(Task directions):
All entries must be extracted exactly, with nothing added or dropped.

= = = = = = =

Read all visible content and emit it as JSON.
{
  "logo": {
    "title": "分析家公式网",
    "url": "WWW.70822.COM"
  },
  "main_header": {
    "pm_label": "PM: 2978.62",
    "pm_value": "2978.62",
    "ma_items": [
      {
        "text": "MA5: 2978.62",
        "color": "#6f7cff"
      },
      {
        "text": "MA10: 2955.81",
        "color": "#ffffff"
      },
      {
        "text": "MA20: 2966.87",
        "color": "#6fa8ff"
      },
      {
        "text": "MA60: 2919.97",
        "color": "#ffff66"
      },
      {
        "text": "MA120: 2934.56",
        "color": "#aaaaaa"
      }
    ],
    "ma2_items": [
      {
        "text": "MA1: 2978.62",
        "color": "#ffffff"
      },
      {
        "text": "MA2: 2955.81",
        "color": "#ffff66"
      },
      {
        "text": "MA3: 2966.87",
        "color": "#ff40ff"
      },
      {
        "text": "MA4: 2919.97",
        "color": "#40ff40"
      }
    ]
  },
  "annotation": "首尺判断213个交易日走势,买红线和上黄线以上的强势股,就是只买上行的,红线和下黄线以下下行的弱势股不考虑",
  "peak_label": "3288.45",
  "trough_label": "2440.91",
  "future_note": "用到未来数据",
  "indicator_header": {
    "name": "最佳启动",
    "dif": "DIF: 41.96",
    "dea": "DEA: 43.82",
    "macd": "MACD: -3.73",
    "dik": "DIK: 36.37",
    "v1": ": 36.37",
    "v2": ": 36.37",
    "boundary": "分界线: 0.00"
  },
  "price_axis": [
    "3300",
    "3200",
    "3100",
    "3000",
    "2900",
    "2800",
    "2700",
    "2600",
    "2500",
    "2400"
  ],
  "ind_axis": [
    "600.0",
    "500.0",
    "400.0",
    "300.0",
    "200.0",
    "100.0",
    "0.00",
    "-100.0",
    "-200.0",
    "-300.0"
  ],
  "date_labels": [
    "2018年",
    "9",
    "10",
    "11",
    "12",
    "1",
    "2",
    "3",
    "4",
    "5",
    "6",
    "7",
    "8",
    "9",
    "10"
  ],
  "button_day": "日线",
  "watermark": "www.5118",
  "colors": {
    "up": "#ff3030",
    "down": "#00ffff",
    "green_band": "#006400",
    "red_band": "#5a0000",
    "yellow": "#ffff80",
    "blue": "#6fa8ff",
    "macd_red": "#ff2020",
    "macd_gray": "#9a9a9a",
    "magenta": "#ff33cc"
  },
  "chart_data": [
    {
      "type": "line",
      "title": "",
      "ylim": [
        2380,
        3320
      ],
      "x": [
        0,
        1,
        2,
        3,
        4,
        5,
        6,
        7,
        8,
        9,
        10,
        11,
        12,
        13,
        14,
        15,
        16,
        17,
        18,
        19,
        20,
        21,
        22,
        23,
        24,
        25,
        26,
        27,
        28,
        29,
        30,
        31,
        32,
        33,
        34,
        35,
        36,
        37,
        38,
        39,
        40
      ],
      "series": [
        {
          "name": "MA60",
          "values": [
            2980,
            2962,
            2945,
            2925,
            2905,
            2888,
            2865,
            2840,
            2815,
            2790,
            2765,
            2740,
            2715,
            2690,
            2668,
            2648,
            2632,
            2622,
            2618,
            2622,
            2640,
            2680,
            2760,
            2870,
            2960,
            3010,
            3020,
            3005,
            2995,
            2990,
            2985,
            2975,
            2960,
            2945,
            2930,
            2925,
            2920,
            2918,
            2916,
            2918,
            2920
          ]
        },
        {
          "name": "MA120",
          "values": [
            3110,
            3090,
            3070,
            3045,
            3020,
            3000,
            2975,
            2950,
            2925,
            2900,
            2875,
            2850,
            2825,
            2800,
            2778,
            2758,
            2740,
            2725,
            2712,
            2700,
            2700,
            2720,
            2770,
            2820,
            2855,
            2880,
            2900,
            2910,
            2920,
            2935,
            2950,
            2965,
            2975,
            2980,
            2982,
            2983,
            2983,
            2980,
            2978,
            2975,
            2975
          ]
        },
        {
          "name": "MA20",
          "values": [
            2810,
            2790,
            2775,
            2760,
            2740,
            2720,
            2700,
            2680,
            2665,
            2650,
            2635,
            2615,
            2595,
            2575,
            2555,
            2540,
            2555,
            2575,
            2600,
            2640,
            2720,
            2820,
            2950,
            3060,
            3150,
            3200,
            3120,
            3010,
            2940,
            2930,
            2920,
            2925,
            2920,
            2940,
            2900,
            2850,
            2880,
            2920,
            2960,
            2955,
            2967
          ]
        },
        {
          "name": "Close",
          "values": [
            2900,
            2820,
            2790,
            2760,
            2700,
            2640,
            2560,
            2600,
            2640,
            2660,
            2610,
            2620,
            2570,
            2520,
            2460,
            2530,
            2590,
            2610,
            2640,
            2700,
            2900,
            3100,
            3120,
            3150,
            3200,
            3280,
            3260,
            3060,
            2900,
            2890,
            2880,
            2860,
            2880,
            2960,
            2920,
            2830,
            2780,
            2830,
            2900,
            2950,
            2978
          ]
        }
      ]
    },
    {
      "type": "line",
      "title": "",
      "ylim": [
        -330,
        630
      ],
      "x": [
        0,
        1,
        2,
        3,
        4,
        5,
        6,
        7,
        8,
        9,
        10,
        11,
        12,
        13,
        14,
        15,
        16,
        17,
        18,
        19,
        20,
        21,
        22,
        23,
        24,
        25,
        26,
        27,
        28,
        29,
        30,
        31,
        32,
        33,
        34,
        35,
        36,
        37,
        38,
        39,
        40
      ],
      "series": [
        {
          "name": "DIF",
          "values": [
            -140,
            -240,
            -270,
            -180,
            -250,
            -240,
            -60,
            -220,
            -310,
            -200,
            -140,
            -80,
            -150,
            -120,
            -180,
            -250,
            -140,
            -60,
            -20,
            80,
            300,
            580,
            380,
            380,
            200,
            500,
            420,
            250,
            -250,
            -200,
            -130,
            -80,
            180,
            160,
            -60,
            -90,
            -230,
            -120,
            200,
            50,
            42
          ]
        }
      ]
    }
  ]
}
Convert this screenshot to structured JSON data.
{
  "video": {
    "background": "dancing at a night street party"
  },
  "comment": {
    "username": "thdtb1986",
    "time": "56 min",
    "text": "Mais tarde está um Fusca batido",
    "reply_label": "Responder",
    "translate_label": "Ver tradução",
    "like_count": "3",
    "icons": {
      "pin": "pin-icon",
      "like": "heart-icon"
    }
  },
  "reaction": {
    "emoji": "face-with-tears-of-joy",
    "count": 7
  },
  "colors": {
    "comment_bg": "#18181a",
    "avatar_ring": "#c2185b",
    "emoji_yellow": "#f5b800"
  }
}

= = = = = = =

(Task answer):
Read all visible content and emit it as JSON.
{
  "logo": {
    "title": "分析家公式网",
    "url": "WWW.70822.COM"
  },
  "main_header": {
    "pm_label": "PM: 2978.62",
    "pm_value": "2978.62",
    "ma_items": [
      {
        "text": "MA5: 2978.62",
        "color": "#6f7cff"
      },
      {
        "text": "MA10: 2955.81",
        "color": "#ffffff"
      },
      {
        "text": "MA20: 2966.87",
        "color": "#6fa8ff"
      },
      {
        "text": "MA60: 2919.97",
        "color": "#ffff66"
      },
      {
        "text": "MA120: 2934.56",
        "color": "#aaaaaa"
      }
    ],
    "ma2_items": [
      {
        "text": "MA1: 2978.62",
        "color": "#ffffff"
      },
      {
        "text": "MA2: 2955.81",
        "color": "#ffff66"
      },
      {
        "text": "MA3: 2966.87",
        "color": "#ff40ff"
      },
      {
        "text": "MA4: 2919.97",
        "color": "#40ff40"
      }
    ]
  },
  "annotation": "首尺判断213个交易日走势,买红线和上黄线以上的强势股,就是只买上行的,红线和下黄线以下下行的弱势股不考虑",
  "peak_label": "3288.45",
  "trough_label": "2440.91",
  "future_note": "用到未来数据",
  "indicator_header": {
    "name": "最佳启动",
    "dif": "DIF: 41.96",
    "dea": "DEA: 43.82",
    "macd": "MACD: -3.73",
    "dik": "DIK: 36.37",
    "v1": ": 36.37",
    "v2": ": 36.37",
    "boundary": "分界线: 0.00"
  },
  "price_axis": [
    "3300",
    "3200",
    "3100",
    "3000",
    "2900",
    "2800",
    "2700",
    "2600",
    "2500",
    "2400"
  ],
  "ind_axis": [
    "600.0",
    "500.0",
    "400.0",
    "300.0",
    "200.0",
    "100.0",
    "0.00",
    "-100.0",
    "-200.0",
    "-300.0"
  ],
  "date_labels": [
    "2018年",
    "9",
    "10",
    "11",
    "12",
    "1",
    "2",
    "3",
    "4",
    "5",
    "6",
    "7",
    "8",
    "9",
    "10"
  ],
  "button_day": "日线",
  "watermark": "www.5118",
  "colors": {
    "up": "#ff3030",
    "down": "#00ffff",
    "green_band": "#006400",
    "red_band": "#5a0000",
    "yellow": "#ffff80",
    "blue": "#6fa8ff",
    "macd_red": "#ff2020",
    "macd_gray": "#9a9a9a",
    "magenta": "#ff33cc"
  },
  "chart_data": [
    {
      "type": "line",
      "title": "",
      "ylim": [
        2380,
        3320
      ],
      "x": [
        0,
        1,
        2,
        3,
        4,
        5,
        6,
        7,
        8,
        9,
        10,
        11,
        12,
        13,
        14,
        15,
        16,
        17,
        18,
        19,
        20,
        21,
        22,
        23,
        24,
        25,
        26,
        27,
        28,
        29,
        30,
        31,
        32,
        33,
        34,
        35,
        36,
        37,
        38,
        39,
        40
      ],
      "series": [
        {
          "name": "MA60",
          "values": [
            2980,
            2962,
            2945,
            2925,
            2905,
            2888,
            2865,
            2840,
            2815,
            2790,
            2765,
            2740,
            2715,
            2690,
            2668,
            2648,
            2632,
            2622,
            2618,
            2622,
            2640,
            2680,
            2760,
            2870,
            2960,
            3010,
            3020,
            3005,
            2995,
            2990,
            2985,
            2975,
            2960,
            2945,
            2930,
            2925,
            2920,
            2918,
            2916,
            2918,
            2920
          ]
        },
        {
          "name": "MA120",
          "values": [
            3110,
            3090,
            3070,
            3045,
            3020,
            3000,
            2975,
            2950,
            2925,
            2900,
            2875,
            2850,
            2825,
            2800,
            2778,
            2758,
            2740,
            2725,
            2712,
            2700,
            2700,
            2720,
            2770,
            2820,
            2855,
            2880,
            2900,
            2910,
            2920,
            2935,
            2950,
            2965,
            2975,
            2980,
            2982,
            2983,
            2983,
            2980,
            2978,
            2975,
            2975
          ]
        },
        {
          "name": "MA20",
          "values": [
            2810,
            2790,
            2775,
            2760,
            2740,
            2720,
            2700,
            2680,
            2665,
            2650,
            2635,
            2615,
            2595,
            2575,
            2555,
            2540,
            2555,
            2575,
            2600,
            2640,
            2720,
            2820,
            2950,
            3060,
            3150,
            3200,
            3120,
            3010,
            2940,
            2930,
            2920,
            2925,
            2920,
            2940,
            2900,
            2850,
            2880,
            2920,
            2960,
            2955,
            2967
          ]
        },
        {
          "name": "Close",
          "values": [
            2900,
            2820,
            2790,
            2760,
            2700,
            2640,
            2560,
            2600,
            2640,
            2660,
            2610,
            2620,
            2570,
            2520,
            2460,
            2530,
            2590,
            2610,
            2640,
            2700,
            2900,
            3100,
            3120,
            3150,
            3200,
            3280,
            3260,
            3060,
            2900,
            2890,
            2880,
            2860,
            2880,
            2960,
            2920,
            2830,
            2780,
            2830,
            2900,
            2950,
            2978
          ]
        }
      ]
    },
    {
      "type": "line",
      "title": "",
      "ylim": [
        -330,
        630
      ],
      "x": [
        0,
        1,
        2,
        3,
        4,
        5,
        6,
        7,
        8,
        9,
        10,
        11,
        12,
        13,
        14,
        15,
        16,
        17,
        18,
        19,
        20,
        21,
        22,
        23,
        24,
        25,
        26,
        27,
        28,
        29,
        30,
        31,
        32,
        33,
        34,
        35,
        36,
        37,
        38,
        39,
        40
      ],
      "series": [
        {
          "name": "DIF",
          "values": [
            -140,
            -240,
            -270,
            -180,
            -250,
            -240,
            -60,
            -220,
            -310,
            -200,
            -140,
            -80,
            -150,
            -120,
            -180,
            -250,
            -140,
            -60,
            -20,
            80,
            300,
            580,
            380,
            380,
            200,
            500,
            420,
            250,
            -250,
            -200,
            -130,
            -80,
            180,
            160,
            -60,
            -90,
            -230,
            -120,
            200,
            50,
            42
          ]
        }
      ]
    }
  ]
}
Convert this screenshot to structured JSON data.
{
  "video": {
    "background": "dancing at a night street party"
  },
  "comment": {
    "username": "thdtb1986",
    "time": "56 min",
    "text": "Mais tarde está um Fusca batido",
    "reply_label": "Responder",
    "translate_label": "Ver tradução",
    "like_count": "3",
    "icons": {
      "pin": "pin-icon",
      "like": "heart-icon"
    }
  },
  "reaction": {
    "emoji": "face-with-tears-of-joy",
    "count": 7
  },
  "colors": {
    "comment_bg": "#18181a",
    "avatar_ring": "#c2185b",
    "emoji_yellow": "#f5b800"
  }
}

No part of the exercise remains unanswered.